** Start **

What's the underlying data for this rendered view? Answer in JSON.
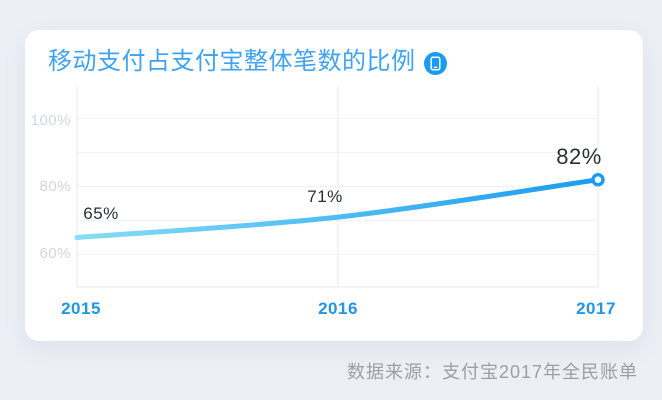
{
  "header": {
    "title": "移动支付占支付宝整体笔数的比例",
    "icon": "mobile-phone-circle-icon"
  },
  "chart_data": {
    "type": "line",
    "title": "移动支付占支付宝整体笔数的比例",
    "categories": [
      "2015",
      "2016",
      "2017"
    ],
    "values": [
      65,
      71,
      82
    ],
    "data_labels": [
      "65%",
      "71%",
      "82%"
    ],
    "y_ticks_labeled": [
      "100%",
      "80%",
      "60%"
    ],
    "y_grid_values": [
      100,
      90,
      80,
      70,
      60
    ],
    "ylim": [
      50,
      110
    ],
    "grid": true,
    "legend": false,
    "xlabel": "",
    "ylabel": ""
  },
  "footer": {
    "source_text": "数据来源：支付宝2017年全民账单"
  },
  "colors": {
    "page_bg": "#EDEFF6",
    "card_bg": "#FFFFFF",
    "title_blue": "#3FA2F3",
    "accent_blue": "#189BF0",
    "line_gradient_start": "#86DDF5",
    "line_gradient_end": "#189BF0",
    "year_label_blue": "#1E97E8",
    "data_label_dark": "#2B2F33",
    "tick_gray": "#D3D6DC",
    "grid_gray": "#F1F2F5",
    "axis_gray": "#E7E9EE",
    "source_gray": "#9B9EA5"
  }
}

** End **

• Your task: Produce an exact copy of each line of data, skipping embedded images.

• Task answer:
What's the underlying data for this rendered view? Answer in JSON.
{
  "header": {
    "title": "移动支付占支付宝整体笔数的比例",
    "icon": "mobile-phone-circle-icon"
  },
  "chart_data": {
    "type": "line",
    "title": "移动支付占支付宝整体笔数的比例",
    "categories": [
      "2015",
      "2016",
      "2017"
    ],
    "values": [
      65,
      71,
      82
    ],
    "data_labels": [
      "65%",
      "71%",
      "82%"
    ],
    "y_ticks_labeled": [
      "100%",
      "80%",
      "60%"
    ],
    "y_grid_values": [
      100,
      90,
      80,
      70,
      60
    ],
    "ylim": [
      50,
      110
    ],
    "grid": true,
    "legend": false,
    "xlabel": "",
    "ylabel": ""
  },
  "footer": {
    "source_text": "数据来源：支付宝2017年全民账单"
  },
  "colors": {
    "page_bg": "#EDEFF6",
    "card_bg": "#FFFFFF",
    "title_blue": "#3FA2F3",
    "accent_blue": "#189BF0",
    "line_gradient_start": "#86DDF5",
    "line_gradient_end": "#189BF0",
    "year_label_blue": "#1E97E8",
    "data_label_dark": "#2B2F33",
    "tick_gray": "#D3D6DC",
    "grid_gray": "#F1F2F5",
    "axis_gray": "#E7E9EE",
    "source_gray": "#9B9EA5"
  }
}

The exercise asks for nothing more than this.